To be done:
Show every line in the records below that contains the word "Extra".

Listed entries:
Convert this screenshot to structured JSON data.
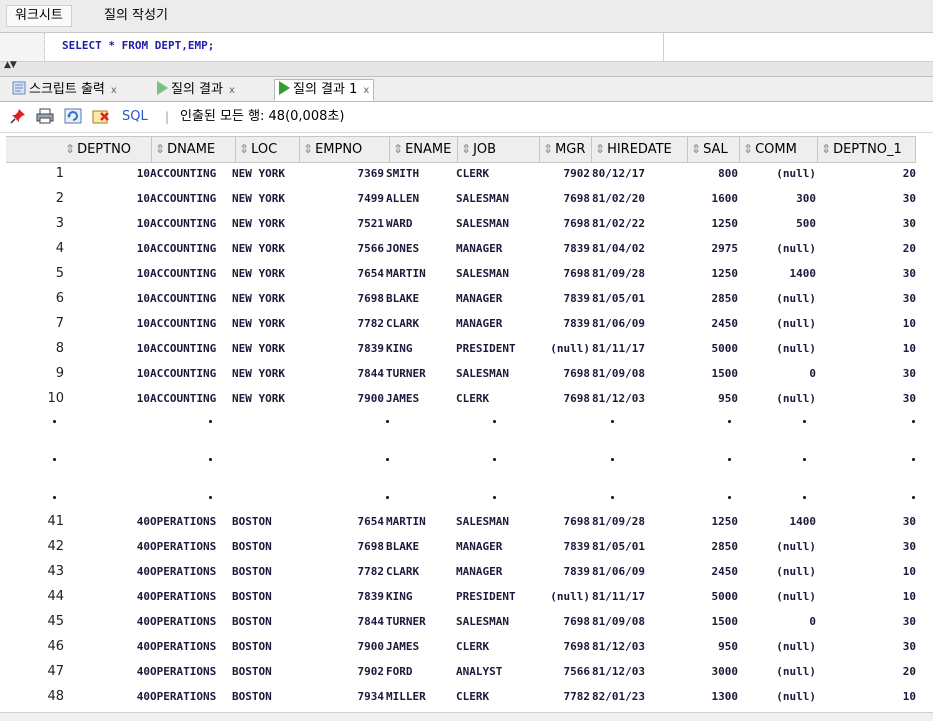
{
  "top_tabs": {
    "worksheet": "워크시트",
    "query_builder": "질의 작성기"
  },
  "editor": {
    "sql": "SELECT * FROM DEPT,EMP;"
  },
  "result_tabs": [
    {
      "label": "스크립트 출력",
      "close": "x"
    },
    {
      "label": "질의 결과",
      "close": "x"
    },
    {
      "label": "질의 결과 1",
      "close": "x"
    }
  ],
  "toolbar": {
    "sql_label": "SQL",
    "separator": "|",
    "status": "인출된 모든 행: 48(0,008초)"
  },
  "columns": [
    "DEPTNO",
    "DNAME",
    "LOC",
    "EMPNO",
    "ENAME",
    "JOB",
    "MGR",
    "HIREDATE",
    "SAL",
    "COMM",
    "DEPTNO_1"
  ],
  "rows_top": [
    [
      "1",
      "10",
      "ACCOUNTING",
      "NEW YORK",
      "7369",
      "SMITH",
      "CLERK",
      "7902",
      "80/12/17",
      "800",
      "(null)",
      "20"
    ],
    [
      "2",
      "10",
      "ACCOUNTING",
      "NEW YORK",
      "7499",
      "ALLEN",
      "SALESMAN",
      "7698",
      "81/02/20",
      "1600",
      "300",
      "30"
    ],
    [
      "3",
      "10",
      "ACCOUNTING",
      "NEW YORK",
      "7521",
      "WARD",
      "SALESMAN",
      "7698",
      "81/02/22",
      "1250",
      "500",
      "30"
    ],
    [
      "4",
      "10",
      "ACCOUNTING",
      "NEW YORK",
      "7566",
      "JONES",
      "MANAGER",
      "7839",
      "81/04/02",
      "2975",
      "(null)",
      "20"
    ],
    [
      "5",
      "10",
      "ACCOUNTING",
      "NEW YORK",
      "7654",
      "MARTIN",
      "SALESMAN",
      "7698",
      "81/09/28",
      "1250",
      "1400",
      "30"
    ],
    [
      "6",
      "10",
      "ACCOUNTING",
      "NEW YORK",
      "7698",
      "BLAKE",
      "MANAGER",
      "7839",
      "81/05/01",
      "2850",
      "(null)",
      "30"
    ],
    [
      "7",
      "10",
      "ACCOUNTING",
      "NEW YORK",
      "7782",
      "CLARK",
      "MANAGER",
      "7839",
      "81/06/09",
      "2450",
      "(null)",
      "10"
    ],
    [
      "8",
      "10",
      "ACCOUNTING",
      "NEW YORK",
      "7839",
      "KING",
      "PRESIDENT",
      "(null)",
      "81/11/17",
      "5000",
      "(null)",
      "10"
    ],
    [
      "9",
      "10",
      "ACCOUNTING",
      "NEW YORK",
      "7844",
      "TURNER",
      "SALESMAN",
      "7698",
      "81/09/08",
      "1500",
      "0",
      "30"
    ],
    [
      "10",
      "10",
      "ACCOUNTING",
      "NEW YORK",
      "7900",
      "JAMES",
      "CLERK",
      "7698",
      "81/12/03",
      "950",
      "(null)",
      "30"
    ]
  ],
  "rows_bottom": [
    [
      "41",
      "40",
      "OPERATIONS",
      "BOSTON",
      "7654",
      "MARTIN",
      "SALESMAN",
      "7698",
      "81/09/28",
      "1250",
      "1400",
      "30"
    ],
    [
      "42",
      "40",
      "OPERATIONS",
      "BOSTON",
      "7698",
      "BLAKE",
      "MANAGER",
      "7839",
      "81/05/01",
      "2850",
      "(null)",
      "30"
    ],
    [
      "43",
      "40",
      "OPERATIONS",
      "BOSTON",
      "7782",
      "CLARK",
      "MANAGER",
      "7839",
      "81/06/09",
      "2450",
      "(null)",
      "10"
    ],
    [
      "44",
      "40",
      "OPERATIONS",
      "BOSTON",
      "7839",
      "KING",
      "PRESIDENT",
      "(null)",
      "81/11/17",
      "5000",
      "(null)",
      "10"
    ],
    [
      "45",
      "40",
      "OPERATIONS",
      "BOSTON",
      "7844",
      "TURNER",
      "SALESMAN",
      "7698",
      "81/09/08",
      "1500",
      "0",
      "30"
    ],
    [
      "46",
      "40",
      "OPERATIONS",
      "BOSTON",
      "7900",
      "JAMES",
      "CLERK",
      "7698",
      "81/12/03",
      "950",
      "(null)",
      "30"
    ],
    [
      "47",
      "40",
      "OPERATIONS",
      "BOSTON",
      "7902",
      "FORD",
      "ANALYST",
      "7566",
      "81/12/03",
      "3000",
      "(null)",
      "20"
    ],
    [
      "48",
      "40",
      "OPERATIONS",
      "BOSTON",
      "7934",
      "MILLER",
      "CLERK",
      "7782",
      "82/01/23",
      "1300",
      "(null)",
      "10"
    ]
  ],
  "colors": {
    "keyword": "#1e1ea8",
    "run_icon": "#2ea02e",
    "link": "#2a56c6"
  }
}
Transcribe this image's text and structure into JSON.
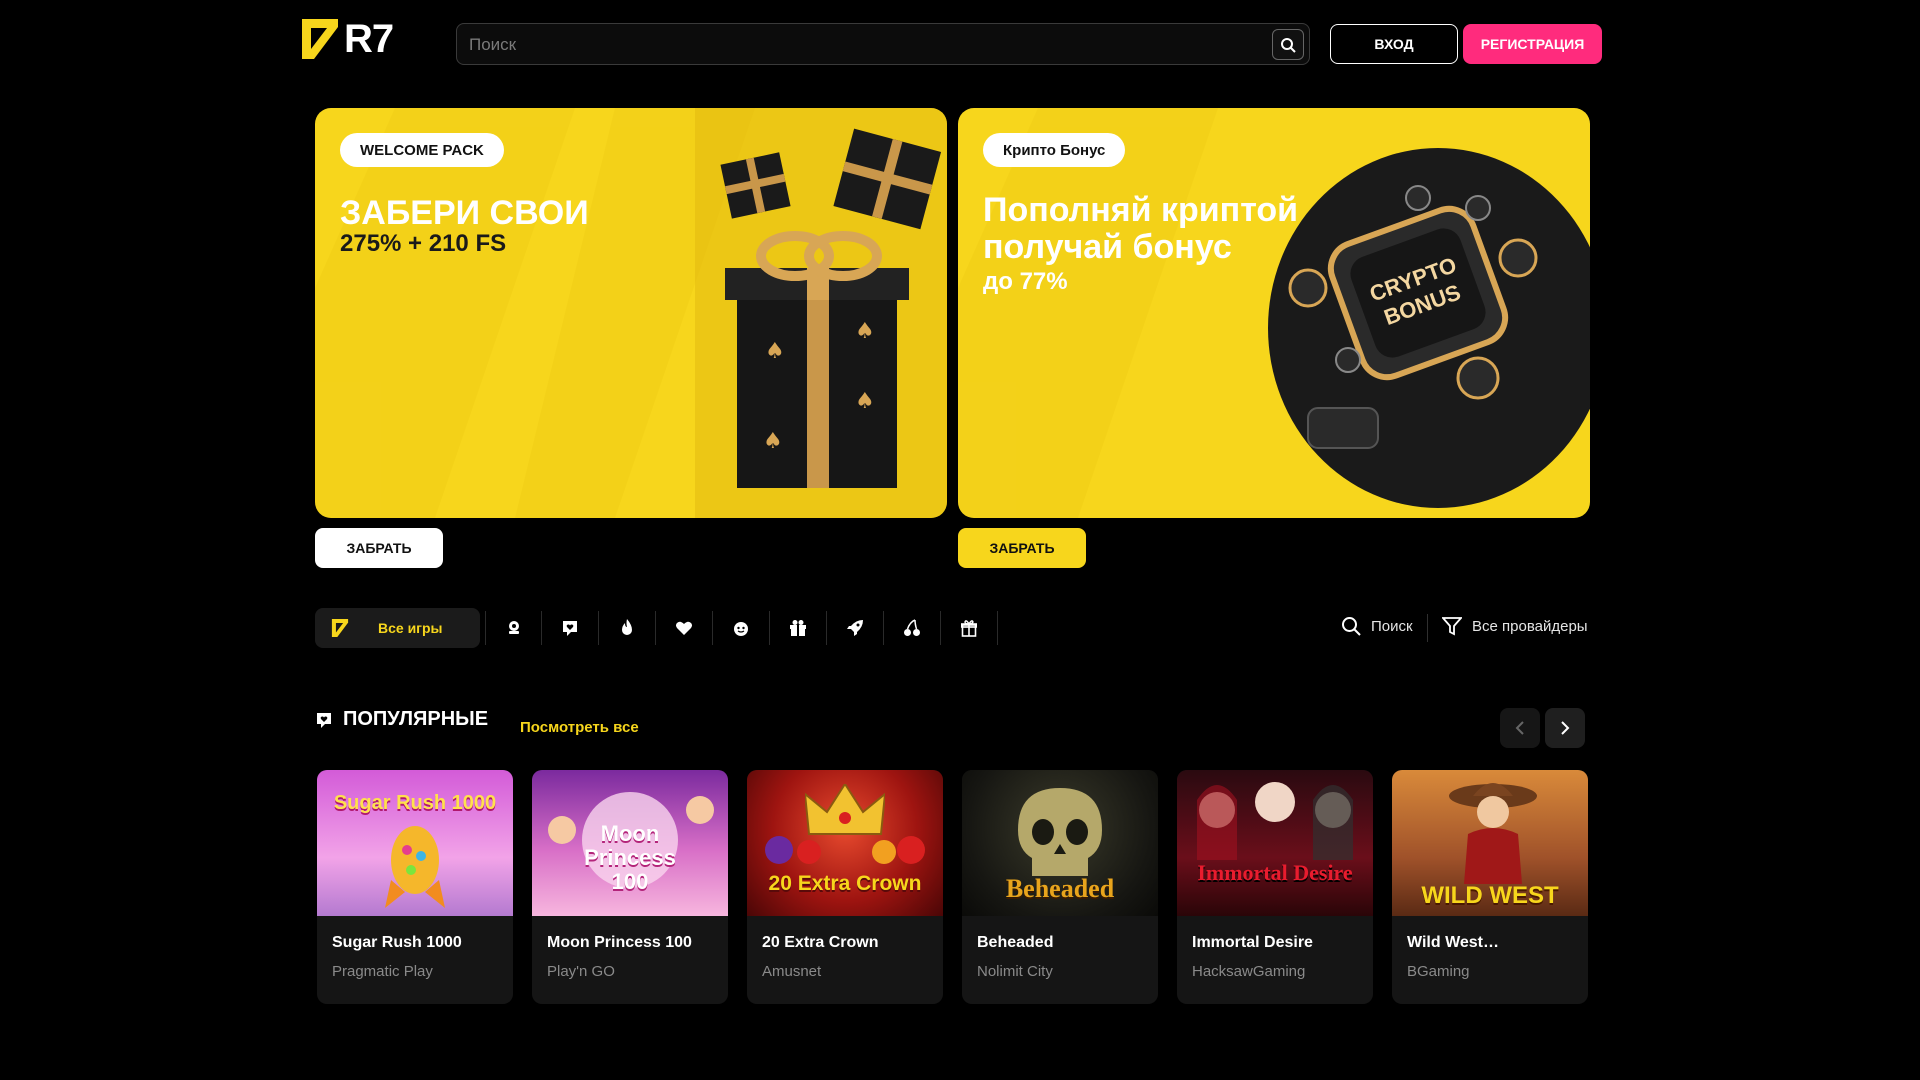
{
  "header": {
    "logo_text": "R7",
    "search_placeholder": "Поиск",
    "login_label": "ВХОД",
    "register_label": "РЕГИСТРАЦИЯ"
  },
  "banners": [
    {
      "pill": "WELCOME PACK",
      "title": "ЗАБЕРИ СВОИ",
      "subtitle": "275% + 210 FS",
      "button": "ЗАБРАТЬ"
    },
    {
      "pill": "Крипто Бонус",
      "title": "Пополняй криптой получай бонус",
      "subtitle": "до 77%",
      "button": "ЗАБРАТЬ",
      "art_text_1": "CRYPTO",
      "art_text_2": "BONUS"
    }
  ],
  "categories": {
    "all_label": "Все игры",
    "icons": [
      "live-dealer-icon",
      "favorites-icon",
      "fire-icon",
      "heart-icon",
      "face-icon",
      "gift-box-icon",
      "rocket-icon",
      "cherries-icon",
      "present-icon"
    ],
    "search_label": "Поиск",
    "providers_label": "Все провайдеры"
  },
  "popular": {
    "title": "ПОПУЛЯРНЫЕ",
    "see_all": "Посмотреть все"
  },
  "games": [
    {
      "name": "Sugar Rush 1000",
      "provider": "Pragmatic Play",
      "thumb_text": "Sugar Rush 1000"
    },
    {
      "name": "Moon Princess 100",
      "provider": "Play'n GO",
      "thumb_text": "Moon Princess 100"
    },
    {
      "name": "20 Extra Crown",
      "provider": "Amusnet",
      "thumb_text": "20 Extra Crown"
    },
    {
      "name": "Beheaded",
      "provider": "Nolimit City",
      "thumb_text": "Beheaded"
    },
    {
      "name": "Immortal Desire",
      "provider": "HacksawGaming",
      "thumb_text": "Immortal Desire"
    },
    {
      "name": "Wild West…",
      "provider": "BGaming",
      "thumb_text": "WILD WEST"
    }
  ],
  "colors": {
    "accent_yellow": "#f7d61c",
    "register_pink": "#ff2b7d",
    "background": "#000000",
    "card": "#151515"
  }
}
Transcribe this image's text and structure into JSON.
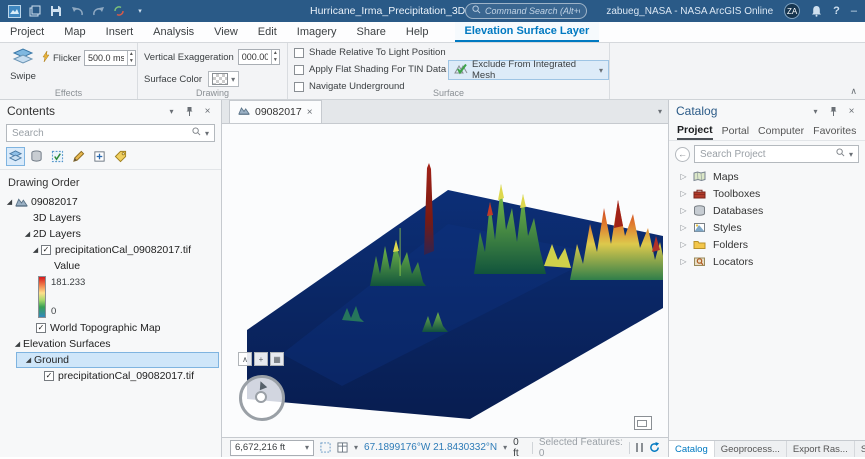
{
  "colors": {
    "accent": "#0079c1",
    "titlebar": "#2a5a87",
    "plane_blue": "#0a2a70",
    "selection_highlight": "#cfe6f9"
  },
  "titlebar": {
    "project_name": "Hurricane_Irma_Precipitation_3D",
    "command_search_placeholder": "Command Search (Alt+Q)",
    "account_label": "zabueg_NASA - NASA ArcGIS Online",
    "avatar_initials": "ZA"
  },
  "ribbon": {
    "tabs": [
      {
        "label": "Project"
      },
      {
        "label": "Map"
      },
      {
        "label": "Insert"
      },
      {
        "label": "Analysis"
      },
      {
        "label": "View"
      },
      {
        "label": "Edit"
      },
      {
        "label": "Imagery"
      },
      {
        "label": "Share"
      },
      {
        "label": "Help"
      }
    ],
    "contextual_tab": "Elevation Surface Layer",
    "effects": {
      "group_label": "Effects",
      "swipe_label": "Swipe",
      "flicker_label": "Flicker",
      "flicker_value": "500.0 ms"
    },
    "drawing": {
      "group_label": "Drawing",
      "vertical_exaggeration_label": "Vertical Exaggeration",
      "vertical_exaggeration_value": "000.00",
      "surface_color_label": "Surface Color"
    },
    "surface": {
      "group_label": "Surface",
      "shade_label": "Shade Relative To Light Position",
      "flat_shading_label": "Apply Flat Shading For TIN Data",
      "navigate_label": "Navigate Underground",
      "exclude_mesh_label": "Exclude From Integrated Mesh"
    }
  },
  "contents_pane": {
    "title": "Contents",
    "search_placeholder": "Search",
    "drawing_order_label": "Drawing Order",
    "scene_name": "09082017",
    "groups": {
      "layers3d": "3D Layers",
      "layers2d": "2D Layers",
      "elevation_surfaces": "Elevation Surfaces",
      "ground": "Ground"
    },
    "layers": {
      "precip_2d": "precipitationCal_09082017.tif",
      "value_label": "Value",
      "legend_max": "181.233",
      "legend_min": "0",
      "basemap": "World Topographic Map",
      "precip_elev": "precipitationCal_09082017.tif"
    }
  },
  "view": {
    "tab_label": "09082017",
    "statusbar": {
      "scale_value": "6,672,216 ft",
      "coordinates": "67.1899176°W 21.8430332°N",
      "elevation": "0 ft",
      "selection_status": "Selected Features: 0"
    }
  },
  "catalog_pane": {
    "title": "Catalog",
    "tabs": [
      {
        "label": "Project"
      },
      {
        "label": "Portal"
      },
      {
        "label": "Computer"
      },
      {
        "label": "Favorites"
      }
    ],
    "search_placeholder": "Search Project",
    "items": [
      {
        "label": "Maps"
      },
      {
        "label": "Toolboxes"
      },
      {
        "label": "Databases"
      },
      {
        "label": "Styles"
      },
      {
        "label": "Folders"
      },
      {
        "label": "Locators"
      }
    ],
    "bottom_tabs": [
      {
        "label": "Catalog"
      },
      {
        "label": "Geoprocess..."
      },
      {
        "label": "Export Ras..."
      },
      {
        "label": "Symbolo..."
      }
    ]
  }
}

Result:
      "name": "20 Extra Crown",
      "thumb_text": "20 Extra Crown"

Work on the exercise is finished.